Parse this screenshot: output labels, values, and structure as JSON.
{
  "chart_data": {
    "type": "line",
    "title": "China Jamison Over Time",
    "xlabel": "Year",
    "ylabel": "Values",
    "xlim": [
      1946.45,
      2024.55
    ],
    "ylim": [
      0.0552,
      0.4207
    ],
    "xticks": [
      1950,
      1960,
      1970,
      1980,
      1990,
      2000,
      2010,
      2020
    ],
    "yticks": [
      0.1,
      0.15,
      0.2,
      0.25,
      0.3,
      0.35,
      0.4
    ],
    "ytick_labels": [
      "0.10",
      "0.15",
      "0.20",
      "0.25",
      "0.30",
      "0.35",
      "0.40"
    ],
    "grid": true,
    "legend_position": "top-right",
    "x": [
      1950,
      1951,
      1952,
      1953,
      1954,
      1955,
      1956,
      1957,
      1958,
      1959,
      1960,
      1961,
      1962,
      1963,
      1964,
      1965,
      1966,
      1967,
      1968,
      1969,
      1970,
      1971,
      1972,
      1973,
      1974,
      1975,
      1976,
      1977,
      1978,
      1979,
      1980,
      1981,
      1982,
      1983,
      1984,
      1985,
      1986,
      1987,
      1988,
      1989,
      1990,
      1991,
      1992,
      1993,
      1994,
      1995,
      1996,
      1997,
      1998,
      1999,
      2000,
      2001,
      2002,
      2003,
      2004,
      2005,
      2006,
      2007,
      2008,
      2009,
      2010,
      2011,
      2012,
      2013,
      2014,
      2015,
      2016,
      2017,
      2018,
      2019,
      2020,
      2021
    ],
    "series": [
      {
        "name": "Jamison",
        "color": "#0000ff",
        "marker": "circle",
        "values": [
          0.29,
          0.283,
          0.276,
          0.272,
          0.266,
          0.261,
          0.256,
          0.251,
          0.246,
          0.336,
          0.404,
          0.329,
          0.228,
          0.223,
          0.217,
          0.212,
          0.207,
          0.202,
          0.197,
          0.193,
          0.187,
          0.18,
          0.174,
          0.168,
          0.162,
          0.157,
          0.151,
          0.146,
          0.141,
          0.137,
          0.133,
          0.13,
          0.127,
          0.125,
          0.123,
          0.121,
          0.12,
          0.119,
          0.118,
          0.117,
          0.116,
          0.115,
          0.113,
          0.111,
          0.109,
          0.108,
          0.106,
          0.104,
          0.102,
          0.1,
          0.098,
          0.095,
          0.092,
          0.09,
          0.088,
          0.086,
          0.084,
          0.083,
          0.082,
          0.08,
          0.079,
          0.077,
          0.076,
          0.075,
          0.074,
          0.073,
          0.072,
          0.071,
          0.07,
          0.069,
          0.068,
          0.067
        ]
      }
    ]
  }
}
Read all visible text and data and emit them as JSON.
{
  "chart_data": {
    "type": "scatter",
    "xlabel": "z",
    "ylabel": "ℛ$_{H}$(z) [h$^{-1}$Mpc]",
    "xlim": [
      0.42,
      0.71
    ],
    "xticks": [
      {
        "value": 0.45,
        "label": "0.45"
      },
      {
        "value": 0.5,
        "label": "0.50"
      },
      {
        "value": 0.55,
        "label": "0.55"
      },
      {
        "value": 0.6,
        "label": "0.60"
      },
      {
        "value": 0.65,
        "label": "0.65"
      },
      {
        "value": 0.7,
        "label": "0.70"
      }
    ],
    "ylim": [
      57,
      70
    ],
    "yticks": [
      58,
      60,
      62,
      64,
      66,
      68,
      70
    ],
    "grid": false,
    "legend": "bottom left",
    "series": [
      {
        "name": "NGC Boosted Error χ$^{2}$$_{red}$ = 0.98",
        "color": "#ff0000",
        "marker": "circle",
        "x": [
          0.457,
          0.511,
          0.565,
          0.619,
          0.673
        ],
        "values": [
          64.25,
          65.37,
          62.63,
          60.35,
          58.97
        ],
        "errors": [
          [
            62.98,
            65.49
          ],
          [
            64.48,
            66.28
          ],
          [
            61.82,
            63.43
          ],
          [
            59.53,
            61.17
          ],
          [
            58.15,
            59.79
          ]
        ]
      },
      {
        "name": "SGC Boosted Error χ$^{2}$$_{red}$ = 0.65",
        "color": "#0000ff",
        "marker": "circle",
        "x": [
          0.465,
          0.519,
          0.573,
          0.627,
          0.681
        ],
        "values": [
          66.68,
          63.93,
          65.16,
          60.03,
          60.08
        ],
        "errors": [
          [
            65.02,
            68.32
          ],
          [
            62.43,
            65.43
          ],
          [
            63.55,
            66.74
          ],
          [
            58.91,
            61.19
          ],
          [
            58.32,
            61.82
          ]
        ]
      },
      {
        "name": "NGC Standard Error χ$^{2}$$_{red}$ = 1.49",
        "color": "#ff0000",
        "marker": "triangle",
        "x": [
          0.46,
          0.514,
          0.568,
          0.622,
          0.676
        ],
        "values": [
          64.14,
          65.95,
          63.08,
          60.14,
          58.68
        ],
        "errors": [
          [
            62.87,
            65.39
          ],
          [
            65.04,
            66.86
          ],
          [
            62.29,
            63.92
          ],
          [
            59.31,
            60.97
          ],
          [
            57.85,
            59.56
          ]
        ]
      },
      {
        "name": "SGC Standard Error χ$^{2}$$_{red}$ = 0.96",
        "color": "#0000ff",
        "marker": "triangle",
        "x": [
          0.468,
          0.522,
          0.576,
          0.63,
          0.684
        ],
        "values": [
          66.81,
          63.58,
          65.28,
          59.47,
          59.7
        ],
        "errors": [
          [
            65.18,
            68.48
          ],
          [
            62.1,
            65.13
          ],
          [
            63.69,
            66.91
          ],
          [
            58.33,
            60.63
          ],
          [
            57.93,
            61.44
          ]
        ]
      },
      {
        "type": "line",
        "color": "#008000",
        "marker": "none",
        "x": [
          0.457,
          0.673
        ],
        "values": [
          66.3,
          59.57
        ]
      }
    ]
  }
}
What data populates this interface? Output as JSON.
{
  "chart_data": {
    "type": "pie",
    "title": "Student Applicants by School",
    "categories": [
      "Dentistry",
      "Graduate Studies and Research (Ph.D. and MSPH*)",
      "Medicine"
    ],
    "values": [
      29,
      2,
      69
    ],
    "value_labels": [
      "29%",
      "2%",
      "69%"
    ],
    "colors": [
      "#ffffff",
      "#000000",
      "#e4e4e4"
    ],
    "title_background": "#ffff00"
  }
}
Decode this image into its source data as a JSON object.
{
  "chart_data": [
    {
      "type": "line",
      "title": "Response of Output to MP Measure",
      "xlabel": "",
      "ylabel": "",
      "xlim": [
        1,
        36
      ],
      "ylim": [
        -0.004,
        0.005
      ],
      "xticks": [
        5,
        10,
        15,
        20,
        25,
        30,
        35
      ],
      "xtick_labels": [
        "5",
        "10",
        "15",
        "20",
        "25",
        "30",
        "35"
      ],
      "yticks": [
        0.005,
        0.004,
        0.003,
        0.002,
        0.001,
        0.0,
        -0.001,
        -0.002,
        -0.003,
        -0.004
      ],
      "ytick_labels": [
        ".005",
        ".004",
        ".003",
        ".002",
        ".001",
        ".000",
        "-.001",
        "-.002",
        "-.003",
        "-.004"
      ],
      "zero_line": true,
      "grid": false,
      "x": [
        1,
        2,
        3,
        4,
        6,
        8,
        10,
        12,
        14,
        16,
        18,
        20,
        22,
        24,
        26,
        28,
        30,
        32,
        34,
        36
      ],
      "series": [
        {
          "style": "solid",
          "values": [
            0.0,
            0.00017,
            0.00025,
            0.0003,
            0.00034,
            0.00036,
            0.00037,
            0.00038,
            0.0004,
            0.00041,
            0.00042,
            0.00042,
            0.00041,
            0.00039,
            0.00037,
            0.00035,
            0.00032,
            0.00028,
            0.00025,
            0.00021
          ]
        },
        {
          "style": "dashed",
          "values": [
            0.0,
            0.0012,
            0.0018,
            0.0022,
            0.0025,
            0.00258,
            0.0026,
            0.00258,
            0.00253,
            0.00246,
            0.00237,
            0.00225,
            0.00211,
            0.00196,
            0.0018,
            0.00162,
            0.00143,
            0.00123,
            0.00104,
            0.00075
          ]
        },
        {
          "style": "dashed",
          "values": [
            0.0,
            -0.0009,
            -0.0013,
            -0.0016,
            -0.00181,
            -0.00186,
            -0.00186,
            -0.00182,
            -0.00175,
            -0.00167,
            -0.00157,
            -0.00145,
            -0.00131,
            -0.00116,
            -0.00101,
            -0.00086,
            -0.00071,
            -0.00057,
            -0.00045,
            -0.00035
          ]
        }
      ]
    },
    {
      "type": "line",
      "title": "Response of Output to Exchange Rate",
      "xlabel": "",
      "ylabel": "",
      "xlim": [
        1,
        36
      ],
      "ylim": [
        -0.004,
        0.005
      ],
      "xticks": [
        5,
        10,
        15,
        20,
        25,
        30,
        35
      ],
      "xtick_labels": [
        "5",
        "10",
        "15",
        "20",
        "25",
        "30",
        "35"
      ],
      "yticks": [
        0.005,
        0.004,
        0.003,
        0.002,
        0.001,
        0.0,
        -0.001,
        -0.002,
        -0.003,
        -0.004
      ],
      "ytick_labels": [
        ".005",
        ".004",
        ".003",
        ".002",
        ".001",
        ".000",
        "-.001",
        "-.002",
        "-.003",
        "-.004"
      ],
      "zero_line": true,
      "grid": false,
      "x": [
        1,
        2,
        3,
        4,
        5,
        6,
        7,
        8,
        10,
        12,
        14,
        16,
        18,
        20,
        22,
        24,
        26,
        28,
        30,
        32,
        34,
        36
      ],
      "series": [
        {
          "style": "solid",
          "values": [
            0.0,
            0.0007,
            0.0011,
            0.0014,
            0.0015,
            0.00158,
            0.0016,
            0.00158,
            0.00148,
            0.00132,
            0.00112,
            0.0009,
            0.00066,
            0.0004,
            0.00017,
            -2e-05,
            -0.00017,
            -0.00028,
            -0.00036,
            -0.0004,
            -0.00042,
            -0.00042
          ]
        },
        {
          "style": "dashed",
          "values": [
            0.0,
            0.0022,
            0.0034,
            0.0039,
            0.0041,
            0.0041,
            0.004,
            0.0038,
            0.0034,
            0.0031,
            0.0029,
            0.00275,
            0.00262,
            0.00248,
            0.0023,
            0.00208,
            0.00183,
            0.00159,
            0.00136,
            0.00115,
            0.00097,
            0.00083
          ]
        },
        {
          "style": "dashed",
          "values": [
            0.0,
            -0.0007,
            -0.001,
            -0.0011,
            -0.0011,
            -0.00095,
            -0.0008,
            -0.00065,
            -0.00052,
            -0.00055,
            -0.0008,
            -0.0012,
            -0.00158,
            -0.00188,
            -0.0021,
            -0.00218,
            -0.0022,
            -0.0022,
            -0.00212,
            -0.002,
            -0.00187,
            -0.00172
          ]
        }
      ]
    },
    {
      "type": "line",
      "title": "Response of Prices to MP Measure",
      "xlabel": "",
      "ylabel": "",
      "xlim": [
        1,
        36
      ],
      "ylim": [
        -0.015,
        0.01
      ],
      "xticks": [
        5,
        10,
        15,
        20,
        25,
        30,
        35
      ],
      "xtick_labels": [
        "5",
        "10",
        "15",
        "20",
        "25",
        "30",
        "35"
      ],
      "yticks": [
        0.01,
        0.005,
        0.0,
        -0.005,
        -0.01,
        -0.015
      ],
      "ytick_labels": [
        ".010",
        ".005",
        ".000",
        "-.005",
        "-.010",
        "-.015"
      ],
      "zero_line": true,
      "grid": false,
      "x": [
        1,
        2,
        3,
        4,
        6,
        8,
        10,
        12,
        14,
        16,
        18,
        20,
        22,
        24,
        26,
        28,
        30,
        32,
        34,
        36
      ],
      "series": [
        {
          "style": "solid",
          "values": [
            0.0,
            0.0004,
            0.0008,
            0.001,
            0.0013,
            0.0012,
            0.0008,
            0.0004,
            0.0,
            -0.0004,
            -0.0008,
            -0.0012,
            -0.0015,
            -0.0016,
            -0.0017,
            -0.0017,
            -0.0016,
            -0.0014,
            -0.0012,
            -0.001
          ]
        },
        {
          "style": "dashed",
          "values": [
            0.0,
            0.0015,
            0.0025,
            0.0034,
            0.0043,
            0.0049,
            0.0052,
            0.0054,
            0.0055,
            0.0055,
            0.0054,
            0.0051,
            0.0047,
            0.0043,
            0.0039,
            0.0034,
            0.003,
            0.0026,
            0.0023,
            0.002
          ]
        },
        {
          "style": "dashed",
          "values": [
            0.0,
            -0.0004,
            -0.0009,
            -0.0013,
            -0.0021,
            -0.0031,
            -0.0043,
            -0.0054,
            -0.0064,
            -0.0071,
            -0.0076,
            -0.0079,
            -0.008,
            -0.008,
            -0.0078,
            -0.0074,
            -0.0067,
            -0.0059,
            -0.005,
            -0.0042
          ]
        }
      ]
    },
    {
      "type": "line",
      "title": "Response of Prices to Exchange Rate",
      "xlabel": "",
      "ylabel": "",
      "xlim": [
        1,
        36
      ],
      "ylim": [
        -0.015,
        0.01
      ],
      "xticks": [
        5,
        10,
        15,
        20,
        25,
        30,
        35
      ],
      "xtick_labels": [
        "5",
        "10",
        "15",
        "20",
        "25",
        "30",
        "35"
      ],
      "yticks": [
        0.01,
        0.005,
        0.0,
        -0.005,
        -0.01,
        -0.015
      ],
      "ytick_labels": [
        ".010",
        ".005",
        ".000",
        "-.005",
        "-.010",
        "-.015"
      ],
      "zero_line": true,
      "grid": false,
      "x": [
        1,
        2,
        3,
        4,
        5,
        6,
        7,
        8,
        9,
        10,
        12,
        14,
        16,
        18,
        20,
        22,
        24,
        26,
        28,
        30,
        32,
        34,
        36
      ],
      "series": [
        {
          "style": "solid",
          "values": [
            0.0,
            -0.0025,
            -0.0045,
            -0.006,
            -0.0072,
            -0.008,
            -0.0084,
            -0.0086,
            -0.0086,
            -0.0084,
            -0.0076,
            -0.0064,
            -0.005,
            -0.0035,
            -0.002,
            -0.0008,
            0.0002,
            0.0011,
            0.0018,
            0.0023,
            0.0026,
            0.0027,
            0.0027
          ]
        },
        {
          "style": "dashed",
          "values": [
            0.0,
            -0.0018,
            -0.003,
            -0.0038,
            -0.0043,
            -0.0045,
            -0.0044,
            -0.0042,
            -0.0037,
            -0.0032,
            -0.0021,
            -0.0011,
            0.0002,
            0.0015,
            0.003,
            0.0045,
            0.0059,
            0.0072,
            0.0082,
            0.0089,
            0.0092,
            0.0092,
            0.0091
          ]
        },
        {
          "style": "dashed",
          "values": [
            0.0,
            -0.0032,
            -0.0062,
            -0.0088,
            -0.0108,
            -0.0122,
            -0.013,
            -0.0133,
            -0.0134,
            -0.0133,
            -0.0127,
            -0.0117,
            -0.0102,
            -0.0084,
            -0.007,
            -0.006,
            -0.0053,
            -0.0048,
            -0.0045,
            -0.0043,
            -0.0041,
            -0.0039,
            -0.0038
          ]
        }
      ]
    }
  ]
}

◆ **WHAT THIS TASK INVOLVES**
Find all lines holding the string "Boosted" and copy them.

◆ **IN RESPONSE**
        "name": "NGC Boosted Error χ$^{2}$$_{red}$ = 0.98",
        "name": "SGC Boosted Error χ$^{2}$$_{red}$ = 0.65",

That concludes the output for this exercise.